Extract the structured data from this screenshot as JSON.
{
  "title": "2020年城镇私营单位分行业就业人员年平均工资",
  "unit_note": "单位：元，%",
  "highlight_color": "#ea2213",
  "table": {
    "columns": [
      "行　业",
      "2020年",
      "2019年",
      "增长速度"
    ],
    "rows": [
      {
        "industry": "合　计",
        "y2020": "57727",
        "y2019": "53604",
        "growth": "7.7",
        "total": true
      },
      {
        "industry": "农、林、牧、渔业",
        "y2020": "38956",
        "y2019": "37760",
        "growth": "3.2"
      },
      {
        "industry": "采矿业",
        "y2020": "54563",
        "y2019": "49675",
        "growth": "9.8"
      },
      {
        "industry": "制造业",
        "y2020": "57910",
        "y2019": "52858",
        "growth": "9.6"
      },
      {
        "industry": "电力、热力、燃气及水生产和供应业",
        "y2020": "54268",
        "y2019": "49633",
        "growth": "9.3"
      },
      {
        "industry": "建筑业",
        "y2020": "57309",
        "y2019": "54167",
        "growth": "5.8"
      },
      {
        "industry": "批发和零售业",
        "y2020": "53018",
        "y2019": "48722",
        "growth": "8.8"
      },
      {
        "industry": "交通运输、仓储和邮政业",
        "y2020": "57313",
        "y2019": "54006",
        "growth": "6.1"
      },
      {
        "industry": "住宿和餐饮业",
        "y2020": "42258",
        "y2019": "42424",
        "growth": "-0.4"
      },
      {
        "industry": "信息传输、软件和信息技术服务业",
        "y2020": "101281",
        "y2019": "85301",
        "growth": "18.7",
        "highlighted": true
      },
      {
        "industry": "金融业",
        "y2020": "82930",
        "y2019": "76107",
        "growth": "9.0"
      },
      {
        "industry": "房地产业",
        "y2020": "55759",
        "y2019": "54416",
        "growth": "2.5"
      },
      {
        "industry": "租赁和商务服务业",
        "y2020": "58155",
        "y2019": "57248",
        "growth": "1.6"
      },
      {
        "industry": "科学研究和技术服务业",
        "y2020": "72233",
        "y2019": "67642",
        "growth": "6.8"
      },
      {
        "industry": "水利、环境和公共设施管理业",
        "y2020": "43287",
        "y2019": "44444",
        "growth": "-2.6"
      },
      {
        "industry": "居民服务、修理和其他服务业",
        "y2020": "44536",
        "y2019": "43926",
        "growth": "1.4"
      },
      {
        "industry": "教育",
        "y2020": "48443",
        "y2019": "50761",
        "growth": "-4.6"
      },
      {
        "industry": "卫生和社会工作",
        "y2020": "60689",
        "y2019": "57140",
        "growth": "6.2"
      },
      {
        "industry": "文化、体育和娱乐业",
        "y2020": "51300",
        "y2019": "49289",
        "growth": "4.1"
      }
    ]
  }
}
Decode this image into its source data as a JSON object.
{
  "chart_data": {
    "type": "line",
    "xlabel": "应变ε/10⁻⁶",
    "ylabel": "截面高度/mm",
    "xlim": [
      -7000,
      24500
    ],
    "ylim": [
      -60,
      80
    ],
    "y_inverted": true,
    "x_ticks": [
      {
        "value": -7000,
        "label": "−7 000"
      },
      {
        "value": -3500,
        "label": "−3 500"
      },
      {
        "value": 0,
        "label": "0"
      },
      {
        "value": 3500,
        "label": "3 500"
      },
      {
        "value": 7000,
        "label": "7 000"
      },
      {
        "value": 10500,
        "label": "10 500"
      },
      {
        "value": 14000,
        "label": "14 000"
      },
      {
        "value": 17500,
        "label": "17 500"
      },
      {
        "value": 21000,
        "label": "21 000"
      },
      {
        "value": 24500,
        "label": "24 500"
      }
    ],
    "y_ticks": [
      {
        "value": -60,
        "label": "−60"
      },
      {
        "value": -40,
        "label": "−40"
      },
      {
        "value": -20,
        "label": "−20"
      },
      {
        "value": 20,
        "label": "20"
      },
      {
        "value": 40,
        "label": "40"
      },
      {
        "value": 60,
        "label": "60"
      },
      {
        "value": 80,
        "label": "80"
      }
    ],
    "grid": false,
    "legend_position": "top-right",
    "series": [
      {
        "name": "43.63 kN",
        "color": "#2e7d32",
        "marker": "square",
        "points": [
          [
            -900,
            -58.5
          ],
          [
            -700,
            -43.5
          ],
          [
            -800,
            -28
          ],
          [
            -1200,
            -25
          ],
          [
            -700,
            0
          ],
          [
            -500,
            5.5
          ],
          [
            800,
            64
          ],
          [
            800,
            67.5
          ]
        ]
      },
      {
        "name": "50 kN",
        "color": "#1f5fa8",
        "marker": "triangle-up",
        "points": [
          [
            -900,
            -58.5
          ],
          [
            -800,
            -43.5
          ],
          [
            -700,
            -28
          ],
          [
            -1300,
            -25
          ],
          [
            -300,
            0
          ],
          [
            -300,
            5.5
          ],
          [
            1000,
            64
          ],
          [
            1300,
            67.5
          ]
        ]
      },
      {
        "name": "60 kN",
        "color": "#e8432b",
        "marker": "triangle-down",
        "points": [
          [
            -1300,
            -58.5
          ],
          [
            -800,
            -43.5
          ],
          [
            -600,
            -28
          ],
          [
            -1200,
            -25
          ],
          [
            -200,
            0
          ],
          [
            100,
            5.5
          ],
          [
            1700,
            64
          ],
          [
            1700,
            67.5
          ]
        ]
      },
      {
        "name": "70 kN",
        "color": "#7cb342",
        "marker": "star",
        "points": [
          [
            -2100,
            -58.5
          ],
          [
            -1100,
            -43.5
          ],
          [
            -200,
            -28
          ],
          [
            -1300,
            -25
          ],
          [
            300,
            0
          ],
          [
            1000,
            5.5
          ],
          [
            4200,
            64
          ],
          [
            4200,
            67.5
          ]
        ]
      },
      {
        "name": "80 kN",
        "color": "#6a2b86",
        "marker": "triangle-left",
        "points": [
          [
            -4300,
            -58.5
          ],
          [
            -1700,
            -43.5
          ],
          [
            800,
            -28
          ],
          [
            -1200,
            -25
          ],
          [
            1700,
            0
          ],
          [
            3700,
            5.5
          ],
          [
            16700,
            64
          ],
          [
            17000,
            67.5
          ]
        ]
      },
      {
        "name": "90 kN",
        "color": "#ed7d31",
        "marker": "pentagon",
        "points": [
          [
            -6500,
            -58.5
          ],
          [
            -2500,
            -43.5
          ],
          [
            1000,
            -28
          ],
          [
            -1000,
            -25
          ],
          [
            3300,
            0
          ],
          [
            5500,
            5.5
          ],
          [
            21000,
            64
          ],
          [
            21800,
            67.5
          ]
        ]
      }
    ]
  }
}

..............................

**What to produce:** Print out all the entries precisely as written.

**Solution to the exercise:**
Extract the structured data from this screenshot as JSON.
{
  "title": "2020年城镇私营单位分行业就业人员年平均工资",
  "unit_note": "单位：元，%",
  "highlight_color": "#ea2213",
  "table": {
    "columns": [
      "行　业",
      "2020年",
      "2019年",
      "增长速度"
    ],
    "rows": [
      {
        "industry": "合　计",
        "y2020": "57727",
        "y2019": "53604",
        "growth": "7.7",
        "total": true
      },
      {
        "industry": "农、林、牧、渔业",
        "y2020": "38956",
        "y2019": "37760",
        "growth": "3.2"
      },
      {
        "industry": "采矿业",
        "y2020": "54563",
        "y2019": "49675",
        "growth": "9.8"
      },
      {
        "industry": "制造业",
        "y2020": "57910",
        "y2019": "52858",
        "growth": "9.6"
      },
      {
        "industry": "电力、热力、燃气及水生产和供应业",
        "y2020": "54268",
        "y2019": "49633",
        "growth": "9.3"
      },
      {
        "industry": "建筑业",
        "y2020": "57309",
        "y2019": "54167",
        "growth": "5.8"
      },
      {
        "industry": "批发和零售业",
        "y2020": "53018",
        "y2019": "48722",
        "growth": "8.8"
      },
      {
        "industry": "交通运输、仓储和邮政业",
        "y2020": "57313",
        "y2019": "54006",
        "growth": "6.1"
      },
      {
        "industry": "住宿和餐饮业",
        "y2020": "42258",
        "y2019": "42424",
        "growth": "-0.4"
      },
      {
        "industry": "信息传输、软件和信息技术服务业",
        "y2020": "101281",
        "y2019": "85301",
        "growth": "18.7",
        "highlighted": true
      },
      {
        "industry": "金融业",
        "y2020": "82930",
        "y2019": "76107",
        "growth": "9.0"
      },
      {
        "industry": "房地产业",
        "y2020": "55759",
        "y2019": "54416",
        "growth": "2.5"
      },
      {
        "industry": "租赁和商务服务业",
        "y2020": "58155",
        "y2019": "57248",
        "growth": "1.6"
      },
      {
        "industry": "科学研究和技术服务业",
        "y2020": "72233",
        "y2019": "67642",
        "growth": "6.8"
      },
      {
        "industry": "水利、环境和公共设施管理业",
        "y2020": "43287",
        "y2019": "44444",
        "growth": "-2.6"
      },
      {
        "industry": "居民服务、修理和其他服务业",
        "y2020": "44536",
        "y2019": "43926",
        "growth": "1.4"
      },
      {
        "industry": "教育",
        "y2020": "48443",
        "y2019": "50761",
        "growth": "-4.6"
      },
      {
        "industry": "卫生和社会工作",
        "y2020": "60689",
        "y2019": "57140",
        "growth": "6.2"
      },
      {
        "industry": "文化、体育和娱乐业",
        "y2020": "51300",
        "y2019": "49289",
        "growth": "4.1"
      }
    ]
  }
}
Decode this image into its source data as a JSON object.
{
  "chart_data": {
    "type": "line",
    "xlabel": "应变ε/10⁻⁶",
    "ylabel": "截面高度/mm",
    "xlim": [
      -7000,
      24500
    ],
    "ylim": [
      -60,
      80
    ],
    "y_inverted": true,
    "x_ticks": [
      {
        "value": -7000,
        "label": "−7 000"
      },
      {
        "value": -3500,
        "label": "−3 500"
      },
      {
        "value": 0,
        "label": "0"
      },
      {
        "value": 3500,
        "label": "3 500"
      },
      {
        "value": 7000,
        "label": "7 000"
      },
      {
        "value": 10500,
        "label": "10 500"
      },
      {
        "value": 14000,
        "label": "14 000"
      },
      {
        "value": 17500,
        "label": "17 500"
      },
      {
        "value": 21000,
        "label": "21 000"
      },
      {
        "value": 24500,
        "label": "24 500"
      }
    ],
    "y_ticks": [
      {
        "value": -60,
        "label": "−60"
      },
      {
        "value": -40,
        "label": "−40"
      },
      {
        "value": -20,
        "label": "−20"
      },
      {
        "value": 20,
        "label": "20"
      },
      {
        "value": 40,
        "label": "40"
      },
      {
        "value": 60,
        "label": "60"
      },
      {
        "value": 80,
        "label": "80"
      }
    ],
    "grid": false,
    "legend_position": "top-right",
    "series": [
      {
        "name": "43.63 kN",
        "color": "#2e7d32",
        "marker": "square",
        "points": [
          [
            -900,
            -58.5
          ],
          [
            -700,
            -43.5
          ],
          [
            -800,
            -28
          ],
          [
            -1200,
            -25
          ],
          [
            -700,
            0
          ],
          [
            -500,
            5.5
          ],
          [
            800,
            64
          ],
          [
            800,
            67.5
          ]
        ]
      },
      {
        "name": "50 kN",
        "color": "#1f5fa8",
        "marker": "triangle-up",
        "points": [
          [
            -900,
            -58.5
          ],
          [
            -800,
            -43.5
          ],
          [
            -700,
            -28
          ],
          [
            -1300,
            -25
          ],
          [
            -300,
            0
          ],
          [
            -300,
            5.5
          ],
          [
            1000,
            64
          ],
          [
            1300,
            67.5
          ]
        ]
      },
      {
        "name": "60 kN",
        "color": "#e8432b",
        "marker": "triangle-down",
        "points": [
          [
            -1300,
            -58.5
          ],
          [
            -800,
            -43.5
          ],
          [
            -600,
            -28
          ],
          [
            -1200,
            -25
          ],
          [
            -200,
            0
          ],
          [
            100,
            5.5
          ],
          [
            1700,
            64
          ],
          [
            1700,
            67.5
          ]
        ]
      },
      {
        "name": "70 kN",
        "color": "#7cb342",
        "marker": "star",
        "points": [
          [
            -2100,
            -58.5
          ],
          [
            -1100,
            -43.5
          ],
          [
            -200,
            -28
          ],
          [
            -1300,
            -25
          ],
          [
            300,
            0
          ],
          [
            1000,
            5.5
          ],
          [
            4200,
            64
          ],
          [
            4200,
            67.5
          ]
        ]
      },
      {
        "name": "80 kN",
        "color": "#6a2b86",
        "marker": "triangle-left",
        "points": [
          [
            -4300,
            -58.5
          ],
          [
            -1700,
            -43.5
          ],
          [
            800,
            -28
          ],
          [
            -1200,
            -25
          ],
          [
            1700,
            0
          ],
          [
            3700,
            5.5
          ],
          [
            16700,
            64
          ],
          [
            17000,
            67.5
          ]
        ]
      },
      {
        "name": "90 kN",
        "color": "#ed7d31",
        "marker": "pentagon",
        "points": [
          [
            -6500,
            -58.5
          ],
          [
            -2500,
            -43.5
          ],
          [
            1000,
            -28
          ],
          [
            -1000,
            -25
          ],
          [
            3300,
            0
          ],
          [
            5500,
            5.5
          ],
          [
            21000,
            64
          ],
          [
            21800,
            67.5
          ]
        ]
      }
    ]
  }
}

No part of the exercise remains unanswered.